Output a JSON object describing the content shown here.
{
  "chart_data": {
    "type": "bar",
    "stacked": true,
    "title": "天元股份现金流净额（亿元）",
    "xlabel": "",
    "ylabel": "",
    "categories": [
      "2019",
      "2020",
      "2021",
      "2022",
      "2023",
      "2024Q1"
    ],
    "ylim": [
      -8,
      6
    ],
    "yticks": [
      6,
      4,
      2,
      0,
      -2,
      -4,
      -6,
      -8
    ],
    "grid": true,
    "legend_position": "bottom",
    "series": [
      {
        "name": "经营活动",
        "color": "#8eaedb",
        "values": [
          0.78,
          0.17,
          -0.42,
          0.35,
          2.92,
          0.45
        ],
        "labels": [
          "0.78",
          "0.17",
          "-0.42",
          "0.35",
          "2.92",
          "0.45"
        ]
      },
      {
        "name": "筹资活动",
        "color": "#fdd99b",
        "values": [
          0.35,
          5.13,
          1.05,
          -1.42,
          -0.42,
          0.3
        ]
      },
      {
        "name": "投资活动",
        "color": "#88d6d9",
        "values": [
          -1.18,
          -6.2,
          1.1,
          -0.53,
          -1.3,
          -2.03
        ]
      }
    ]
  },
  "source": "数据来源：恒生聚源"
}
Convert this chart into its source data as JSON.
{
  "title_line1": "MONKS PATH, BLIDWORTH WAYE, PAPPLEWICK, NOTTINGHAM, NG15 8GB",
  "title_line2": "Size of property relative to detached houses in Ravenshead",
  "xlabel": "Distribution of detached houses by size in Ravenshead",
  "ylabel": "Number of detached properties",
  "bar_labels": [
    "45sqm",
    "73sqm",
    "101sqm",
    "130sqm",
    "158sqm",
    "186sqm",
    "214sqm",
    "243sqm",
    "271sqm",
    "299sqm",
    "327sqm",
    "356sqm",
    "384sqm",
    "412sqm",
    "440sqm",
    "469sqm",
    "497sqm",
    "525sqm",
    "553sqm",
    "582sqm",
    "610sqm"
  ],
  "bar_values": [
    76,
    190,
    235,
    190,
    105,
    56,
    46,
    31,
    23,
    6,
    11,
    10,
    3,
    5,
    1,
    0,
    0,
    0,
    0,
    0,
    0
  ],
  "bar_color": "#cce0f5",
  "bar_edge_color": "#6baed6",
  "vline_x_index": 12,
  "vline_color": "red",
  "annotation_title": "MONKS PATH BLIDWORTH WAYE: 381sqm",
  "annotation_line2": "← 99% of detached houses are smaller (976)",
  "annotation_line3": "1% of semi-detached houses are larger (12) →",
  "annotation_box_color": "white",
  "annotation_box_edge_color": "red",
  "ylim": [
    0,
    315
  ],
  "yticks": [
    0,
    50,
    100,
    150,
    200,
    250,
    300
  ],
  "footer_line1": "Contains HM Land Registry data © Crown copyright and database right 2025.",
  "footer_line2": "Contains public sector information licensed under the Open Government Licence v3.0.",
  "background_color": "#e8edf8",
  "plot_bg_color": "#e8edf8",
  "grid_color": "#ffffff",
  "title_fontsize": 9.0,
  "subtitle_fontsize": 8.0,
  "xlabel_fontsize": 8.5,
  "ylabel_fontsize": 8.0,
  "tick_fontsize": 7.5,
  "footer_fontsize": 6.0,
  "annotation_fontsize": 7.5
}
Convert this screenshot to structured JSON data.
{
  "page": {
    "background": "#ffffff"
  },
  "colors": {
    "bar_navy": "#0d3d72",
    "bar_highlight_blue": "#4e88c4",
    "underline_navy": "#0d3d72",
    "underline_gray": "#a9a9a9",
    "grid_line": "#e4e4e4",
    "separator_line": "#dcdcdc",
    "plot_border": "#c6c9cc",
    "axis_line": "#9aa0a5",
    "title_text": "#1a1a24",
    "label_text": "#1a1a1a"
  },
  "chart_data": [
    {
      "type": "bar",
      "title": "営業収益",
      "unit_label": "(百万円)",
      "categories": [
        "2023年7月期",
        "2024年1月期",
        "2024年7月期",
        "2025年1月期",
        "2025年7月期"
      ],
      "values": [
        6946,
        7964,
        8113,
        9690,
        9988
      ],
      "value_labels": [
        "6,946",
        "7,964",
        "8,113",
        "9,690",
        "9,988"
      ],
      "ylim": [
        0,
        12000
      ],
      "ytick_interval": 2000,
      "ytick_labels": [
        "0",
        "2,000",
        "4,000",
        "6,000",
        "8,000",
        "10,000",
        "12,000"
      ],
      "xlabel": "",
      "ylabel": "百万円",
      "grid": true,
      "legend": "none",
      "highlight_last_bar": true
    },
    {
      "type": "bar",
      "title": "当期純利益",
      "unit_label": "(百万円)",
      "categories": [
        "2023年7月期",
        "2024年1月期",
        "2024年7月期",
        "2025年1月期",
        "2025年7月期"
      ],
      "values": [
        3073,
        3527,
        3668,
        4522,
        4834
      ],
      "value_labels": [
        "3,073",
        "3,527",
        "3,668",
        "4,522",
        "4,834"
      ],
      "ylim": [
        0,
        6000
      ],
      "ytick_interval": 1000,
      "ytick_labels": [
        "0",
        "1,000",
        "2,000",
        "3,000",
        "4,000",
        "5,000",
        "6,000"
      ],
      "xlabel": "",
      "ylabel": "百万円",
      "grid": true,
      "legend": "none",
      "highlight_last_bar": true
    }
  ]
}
########
(Given instruction): Print the material above once more, exactly.

(Final answer):
Output a JSON object describing the content shown here.
{
  "chart_data": {
    "type": "bar",
    "stacked": true,
    "title": "天元股份现金流净额（亿元）",
    "xlabel": "",
    "ylabel": "",
    "categories": [
      "2019",
      "2020",
      "2021",
      "2022",
      "2023",
      "2024Q1"
    ],
    "ylim": [
      -8,
      6
    ],
    "yticks": [
      6,
      4,
      2,
      0,
      -2,
      -4,
      -6,
      -8
    ],
    "grid": true,
    "legend_position": "bottom",
    "series": [
      {
        "name": "经营活动",
        "color": "#8eaedb",
        "values": [
          0.78,
          0.17,
          -0.42,
          0.35,
          2.92,
          0.45
        ],
        "labels": [
          "0.78",
          "0.17",
          "-0.42",
          "0.35",
          "2.92",
          "0.45"
        ]
      },
      {
        "name": "筹资活动",
        "color": "#fdd99b",
        "values": [
          0.35,
          5.13,
          1.05,
          -1.42,
          -0.42,
          0.3
        ]
      },
      {
        "name": "投资活动",
        "color": "#88d6d9",
        "values": [
          -1.18,
          -6.2,
          1.1,
          -0.53,
          -1.3,
          -2.03
        ]
      }
    ]
  },
  "source": "数据来源：恒生聚源"
}
Convert this chart into its source data as JSON.
{
  "title_line1": "MONKS PATH, BLIDWORTH WAYE, PAPPLEWICK, NOTTINGHAM, NG15 8GB",
  "title_line2": "Size of property relative to detached houses in Ravenshead",
  "xlabel": "Distribution of detached houses by size in Ravenshead",
  "ylabel": "Number of detached properties",
  "bar_labels": [
    "45sqm",
    "73sqm",
    "101sqm",
    "130sqm",
    "158sqm",
    "186sqm",
    "214sqm",
    "243sqm",
    "271sqm",
    "299sqm",
    "327sqm",
    "356sqm",
    "384sqm",
    "412sqm",
    "440sqm",
    "469sqm",
    "497sqm",
    "525sqm",
    "553sqm",
    "582sqm",
    "610sqm"
  ],
  "bar_values": [
    76,
    190,
    235,
    190,
    105,
    56,
    46,
    31,
    23,
    6,
    11,
    10,
    3,
    5,
    1,
    0,
    0,
    0,
    0,
    0,
    0
  ],
  "bar_color": "#cce0f5",
  "bar_edge_color": "#6baed6",
  "vline_x_index": 12,
  "vline_color": "red",
  "annotation_title": "MONKS PATH BLIDWORTH WAYE: 381sqm",
  "annotation_line2": "← 99% of detached houses are smaller (976)",
  "annotation_line3": "1% of semi-detached houses are larger (12) →",
  "annotation_box_color": "white",
  "annotation_box_edge_color": "red",
  "ylim": [
    0,
    315
  ],
  "yticks": [
    0,
    50,
    100,
    150,
    200,
    250,
    300
  ],
  "footer_line1": "Contains HM Land Registry data © Crown copyright and database right 2025.",
  "footer_line2": "Contains public sector information licensed under the Open Government Licence v3.0.",
  "background_color": "#e8edf8",
  "plot_bg_color": "#e8edf8",
  "grid_color": "#ffffff",
  "title_fontsize": 9.0,
  "subtitle_fontsize": 8.0,
  "xlabel_fontsize": 8.5,
  "ylabel_fontsize": 8.0,
  "tick_fontsize": 7.5,
  "footer_fontsize": 6.0,
  "annotation_fontsize": 7.5
}
Convert this screenshot to structured JSON data.
{
  "page": {
    "background": "#ffffff"
  },
  "colors": {
    "bar_navy": "#0d3d72",
    "bar_highlight_blue": "#4e88c4",
    "underline_navy": "#0d3d72",
    "underline_gray": "#a9a9a9",
    "grid_line": "#e4e4e4",
    "separator_line": "#dcdcdc",
    "plot_border": "#c6c9cc",
    "axis_line": "#9aa0a5",
    "title_text": "#1a1a24",
    "label_text": "#1a1a1a"
  },
  "chart_data": [
    {
      "type": "bar",
      "title": "営業収益",
      "unit_label": "(百万円)",
      "categories": [
        "2023年7月期",
        "2024年1月期",
        "2024年7月期",
        "2025年1月期",
        "2025年7月期"
      ],
      "values": [
        6946,
        7964,
        8113,
        9690,
        9988
      ],
      "value_labels": [
        "6,946",
        "7,964",
        "8,113",
        "9,690",
        "9,988"
      ],
      "ylim": [
        0,
        12000
      ],
      "ytick_interval": 2000,
      "ytick_labels": [
        "0",
        "2,000",
        "4,000",
        "6,000",
        "8,000",
        "10,000",
        "12,000"
      ],
      "xlabel": "",
      "ylabel": "百万円",
      "grid": true,
      "legend": "none",
      "highlight_last_bar": true
    },
    {
      "type": "bar",
      "title": "当期純利益",
      "unit_label": "(百万円)",
      "categories": [
        "2023年7月期",
        "2024年1月期",
        "2024年7月期",
        "2025年1月期",
        "2025年7月期"
      ],
      "values": [
        3073,
        3527,
        3668,
        4522,
        4834
      ],
      "value_labels": [
        "3,073",
        "3,527",
        "3,668",
        "4,522",
        "4,834"
      ],
      "ylim": [
        0,
        6000
      ],
      "ytick_interval": 1000,
      "ytick_labels": [
        "0",
        "1,000",
        "2,000",
        "3,000",
        "4,000",
        "5,000",
        "6,000"
      ],
      "xlabel": "",
      "ylabel": "百万円",
      "grid": true,
      "legend": "none",
      "highlight_last_bar": true
    }
  ]
}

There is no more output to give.